Layout element lines »
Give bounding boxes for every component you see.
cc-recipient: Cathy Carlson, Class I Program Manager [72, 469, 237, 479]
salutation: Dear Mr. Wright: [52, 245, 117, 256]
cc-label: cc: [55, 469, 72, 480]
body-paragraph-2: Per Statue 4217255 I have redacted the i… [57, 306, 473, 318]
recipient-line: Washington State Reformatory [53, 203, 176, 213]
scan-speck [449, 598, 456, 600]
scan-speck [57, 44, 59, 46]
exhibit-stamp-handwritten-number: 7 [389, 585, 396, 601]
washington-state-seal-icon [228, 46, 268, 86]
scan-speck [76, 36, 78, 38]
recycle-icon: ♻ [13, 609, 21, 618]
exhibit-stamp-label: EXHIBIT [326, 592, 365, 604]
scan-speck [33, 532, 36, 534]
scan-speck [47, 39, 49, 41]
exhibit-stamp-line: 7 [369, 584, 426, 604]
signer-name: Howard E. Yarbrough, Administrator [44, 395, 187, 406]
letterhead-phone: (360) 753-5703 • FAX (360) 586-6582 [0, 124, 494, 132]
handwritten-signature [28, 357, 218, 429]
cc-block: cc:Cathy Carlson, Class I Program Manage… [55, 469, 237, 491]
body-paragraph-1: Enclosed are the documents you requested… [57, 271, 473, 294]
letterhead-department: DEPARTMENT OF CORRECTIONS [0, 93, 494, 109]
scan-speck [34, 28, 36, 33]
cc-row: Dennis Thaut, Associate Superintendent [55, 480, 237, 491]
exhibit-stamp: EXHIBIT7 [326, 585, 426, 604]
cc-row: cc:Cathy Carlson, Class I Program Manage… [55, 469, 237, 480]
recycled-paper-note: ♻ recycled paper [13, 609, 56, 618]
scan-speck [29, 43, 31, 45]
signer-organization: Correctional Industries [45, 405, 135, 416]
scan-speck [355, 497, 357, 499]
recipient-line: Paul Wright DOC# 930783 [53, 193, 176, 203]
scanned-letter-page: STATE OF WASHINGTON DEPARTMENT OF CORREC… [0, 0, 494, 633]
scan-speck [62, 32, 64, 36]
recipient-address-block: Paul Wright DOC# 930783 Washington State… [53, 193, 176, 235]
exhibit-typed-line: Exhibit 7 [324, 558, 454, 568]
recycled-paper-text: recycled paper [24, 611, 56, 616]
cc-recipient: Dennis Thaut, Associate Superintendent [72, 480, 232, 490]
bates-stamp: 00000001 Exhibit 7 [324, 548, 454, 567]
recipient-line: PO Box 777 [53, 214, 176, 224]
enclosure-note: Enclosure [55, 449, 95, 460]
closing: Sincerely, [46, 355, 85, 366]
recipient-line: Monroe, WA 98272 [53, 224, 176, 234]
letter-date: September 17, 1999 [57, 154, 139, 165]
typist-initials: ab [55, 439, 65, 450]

AIM » Can you copy out every one of the lines above, word for word and without any changes?

WORKED ANSWER »
Give bounding boxes for every component you see.
cc-recipient: Cathy Carlson, Class I Program Manager [72, 469, 237, 479]
salutation: Dear Mr. Wright: [52, 245, 117, 256]
cc-label: cc: [55, 469, 72, 480]
body-paragraph-2: Per Statue 4217255 I have redacted the i… [57, 306, 473, 318]
recipient-line: Washington State Reformatory [53, 203, 176, 213]
scan-speck [449, 598, 456, 600]
scan-speck [57, 44, 59, 46]
exhibit-stamp-handwritten-number: 7 [389, 585, 396, 601]
washington-state-seal-icon [228, 46, 268, 86]
scan-speck [76, 36, 78, 38]
recycle-icon: ♻ [13, 609, 21, 618]
exhibit-stamp-label: EXHIBIT [326, 592, 365, 604]
scan-speck [33, 532, 36, 534]
scan-speck [47, 39, 49, 41]
exhibit-stamp-line: 7 [369, 584, 426, 604]
signer-name: Howard E. Yarbrough, Administrator [44, 395, 187, 406]
letterhead-phone: (360) 753-5703 • FAX (360) 586-6582 [0, 124, 494, 132]
handwritten-signature [28, 357, 218, 429]
cc-block: cc:Cathy Carlson, Class I Program Manage… [55, 469, 237, 491]
body-paragraph-1: Enclosed are the documents you requested… [57, 271, 473, 294]
letterhead-department: DEPARTMENT OF CORRECTIONS [0, 93, 494, 109]
scan-speck [34, 28, 36, 33]
cc-row: Dennis Thaut, Associate Superintendent [55, 480, 237, 491]
exhibit-stamp: EXHIBIT7 [326, 585, 426, 604]
cc-row: cc:Cathy Carlson, Class I Program Manage… [55, 469, 237, 480]
recycled-paper-note: ♻ recycled paper [13, 609, 56, 618]
scan-speck [29, 43, 31, 45]
signer-organization: Correctional Industries [45, 405, 135, 416]
scan-speck [355, 497, 357, 499]
recipient-line: Paul Wright DOC# 930783 [53, 193, 176, 203]
scanned-letter-page: STATE OF WASHINGTON DEPARTMENT OF CORREC… [0, 0, 494, 633]
scan-speck [62, 32, 64, 36]
recipient-address-block: Paul Wright DOC# 930783 Washington State… [53, 193, 176, 235]
exhibit-typed-line: Exhibit 7 [324, 558, 454, 568]
recycled-paper-text: recycled paper [24, 611, 56, 616]
cc-recipient: Dennis Thaut, Associate Superintendent [72, 480, 232, 490]
bates-stamp: 00000001 Exhibit 7 [324, 548, 454, 567]
recipient-line: PO Box 777 [53, 214, 176, 224]
enclosure-note: Enclosure [55, 449, 95, 460]
closing: Sincerely, [46, 355, 85, 366]
recipient-line: Monroe, WA 98272 [53, 224, 176, 234]
letter-date: September 17, 1999 [57, 154, 139, 165]
typist-initials: ab [55, 439, 65, 450]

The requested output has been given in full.